--- BEGIN SUPPLIED MATERIAL ---
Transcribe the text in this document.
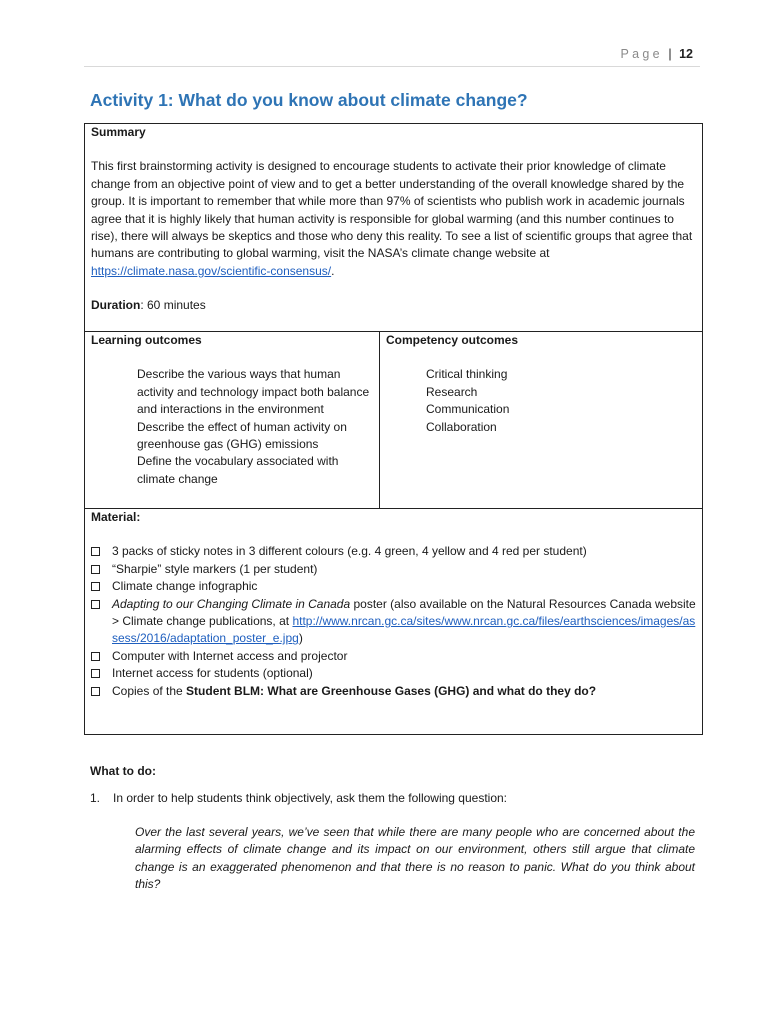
Page | 12
Activity 1: What do you know about climate change?
Summary
This first brainstorming activity is designed to encourage students to activate their prior knowledge of climate change from an objective point of view and to get a better understanding of the overall knowledge shared by the group. It is important to remember that while more than 97% of scientists who publish work in academic journals agree that it is highly likely that human activity is responsible for global warming (and this number continues to rise), there will always be skeptics and those who deny this reality. To see a list of scientific groups that agree that humans are contributing to global warming, visit the NASA’s climate change website at https://climate.nasa.gov/scientific-consensus/.
Duration: 60 minutes

Learning outcomes
Describe the various ways that human activity and technology impact both balance and interactions in the environment
Describe the effect of human activity on greenhouse gas (GHG) emissions
Define the vocabulary associated with climate change

Competency outcomes
Critical thinking
Research
Communication
Collaboration

Material:
3 packs of sticky notes in 3 different colours (e.g. 4 green, 4 yellow and 4 red per student)
“Sharpie” style markers (1 per student)
Climate change infographic
Adapting to our Changing Climate in Canada poster (also available on the Natural Resources Canada website > Climate change publications, at http://www.nrcan.gc.ca/sites/www.nrcan.gc.ca/files/earthsciences/images/assess/2016/adaptation_poster_e.jpg)
Computer with Internet access and projector
Internet access for students (optional)
Copies of the Student BLM: What are Greenhouse Gases (GHG) and what do they do?
What to do:
1.	In order to help students think objectively, ask them the following question:
Over the last several years, we’ve seen that while there are many people who are concerned about the alarming effects of climate change and its impact on our environment, others still argue that climate change is an exaggerated phenomenon and that there is no reason to panic. What do you think about this?
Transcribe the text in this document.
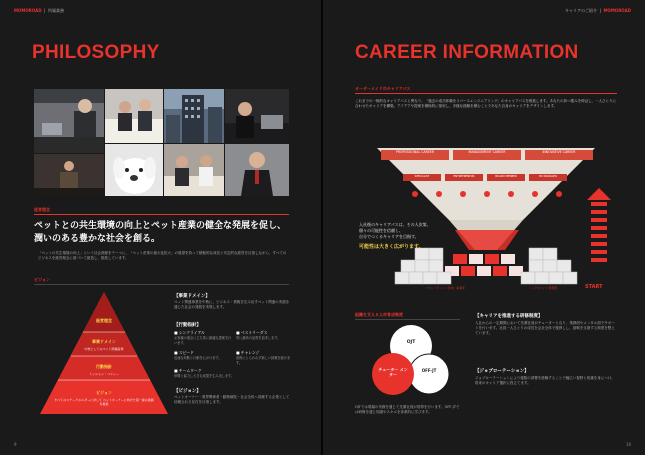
MOMOROAD  |  所属業務
PHILOSOPHY
経営理念
ペットとの共生環境の向上とペット産業の健全な発展を促し、
潤いのある豊かな社会を創る。
「ペットの共生環境の向上」という社会貢献をテーマに、「ペット産業の最大化拡大」の展望を持って積極的な成長と安定的な経営を目指しながら、すべてのビジネスを経営理念に基づいて創造し、推進しています。
ビジョン
経営理念
事業ドメイン
中核としてのペット関連産業
行動指針
ミッション・バリュー
ビジョン
すべてのステークホルダーに対して ペットオーナーに向けた第一線の価値を提供
【事業ドメイン】
ペット関連事業を中核に、ビジネス・情報を生み出すペット関連の実践を通じた社会の発展を実現します。
【行動指針】
■ シンクライアル
お客様の視点に立ち常に最適な提案を行います。
■ ベストリーダス
常に最高の品質を追求します。
■ スピード
迅速な判断と行動を心がけます。
■ チャレンジ
前例にとらわれず新しい挑戦を続けます。
■ チームワーク
仲間と協力し大きな成果を生み出します。
【ビジョン】
ペットオーナー・業界関係者・動物病院・社会全体へ貢献する企業として信頼される存在を目指します。
9
キャリアのご紹介  |  MOMOROAD
CAREER INFORMATION
オーダーメイドのキャリアパス
これまでの一般的なキャリアパスと異なり、「過去の成功体験をリバースエンジニアリング」のキャリアパスを推進します。あなたの持つ強みを伸ばし、一人ひとりに合わせたキャリアを構築。アイデアや提案を積極的に採用し、多様な経験を積むことであなた自身のキャリアをデザインします。
PROFESSIONAL CAREER	MANAGEMENT CAREER	INNOVATIVE CAREER
SPECIALIST	ENTREPRENEUR	BOARD MEMBER	BU MANAGER
入社後のキャリアパスは、その人次第。
個々の可能性を信頼し、
自分でつくるキャリアを目指す。
可能性は大きく広がります。
START
フロントオフィス 営業・事業部	バックオフィス 管理部
組織を支える人材育成制度
OJT
OFF-JT
チューター メンター
OJTでは現場の実務を通じて先輩社員が指導を行います。OFF-JTでは研修を通じ知識やスキルを体系的に学びます。
【キャリアを推進する研修制度】
入社からの一定期間において先輩社員がチューターとなり、業務面やメンタル面でサポートを行います。社員一人ひとりの成長を会社全体で後押しし、挑戦を支援する制度を整えています。
【ジョブローテーション】
ジョブローテーションにより複数の部署を経験することで幅広い視野と知識を身につけ、将来のキャリア選択に役立てます。
10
--- END SUPPLIED MATERIAL ---
**WORK TO DO**
Count up every line above that has the word "students" in it; answer with the number alone.

**CORRECT ANSWER**
3